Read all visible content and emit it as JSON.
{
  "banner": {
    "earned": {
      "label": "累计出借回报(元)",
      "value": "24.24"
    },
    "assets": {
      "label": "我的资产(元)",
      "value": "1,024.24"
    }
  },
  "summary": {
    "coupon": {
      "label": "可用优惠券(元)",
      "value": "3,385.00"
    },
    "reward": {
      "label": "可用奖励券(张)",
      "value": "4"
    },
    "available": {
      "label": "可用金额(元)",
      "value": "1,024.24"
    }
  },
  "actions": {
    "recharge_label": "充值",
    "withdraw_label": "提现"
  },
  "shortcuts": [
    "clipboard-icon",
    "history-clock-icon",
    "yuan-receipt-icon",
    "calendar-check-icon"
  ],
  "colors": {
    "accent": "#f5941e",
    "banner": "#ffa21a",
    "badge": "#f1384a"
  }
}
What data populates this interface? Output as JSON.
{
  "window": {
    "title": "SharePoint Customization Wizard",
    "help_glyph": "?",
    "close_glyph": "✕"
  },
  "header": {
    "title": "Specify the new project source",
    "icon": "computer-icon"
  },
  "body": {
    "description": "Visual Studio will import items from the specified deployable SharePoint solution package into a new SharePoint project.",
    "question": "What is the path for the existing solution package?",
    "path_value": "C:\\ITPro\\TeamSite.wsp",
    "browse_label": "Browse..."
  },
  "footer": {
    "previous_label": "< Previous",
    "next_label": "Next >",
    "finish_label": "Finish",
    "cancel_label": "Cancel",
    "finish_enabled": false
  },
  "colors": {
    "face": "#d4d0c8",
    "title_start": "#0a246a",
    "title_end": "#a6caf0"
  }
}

^^^^

__Stated task__.
Repeat exactly, and only, the lines from the line with "What data populates" through the end of the listing above, both ends included.

__Exercise response__.
What data populates this interface? Output as JSON.
{
  "window": {
    "title": "SharePoint Customization Wizard",
    "help_glyph": "?",
    "close_glyph": "✕"
  },
  "header": {
    "title": "Specify the new project source",
    "icon": "computer-icon"
  },
  "body": {
    "description": "Visual Studio will import items from the specified deployable SharePoint solution package into a new SharePoint project.",
    "question": "What is the path for the existing solution package?",
    "path_value": "C:\\ITPro\\TeamSite.wsp",
    "browse_label": "Browse..."
  },
  "footer": {
    "previous_label": "< Previous",
    "next_label": "Next >",
    "finish_label": "Finish",
    "cancel_label": "Cancel",
    "finish_enabled": false
  },
  "colors": {
    "face": "#d4d0c8",
    "title_start": "#0a246a",
    "title_end": "#a6caf0"
  }
}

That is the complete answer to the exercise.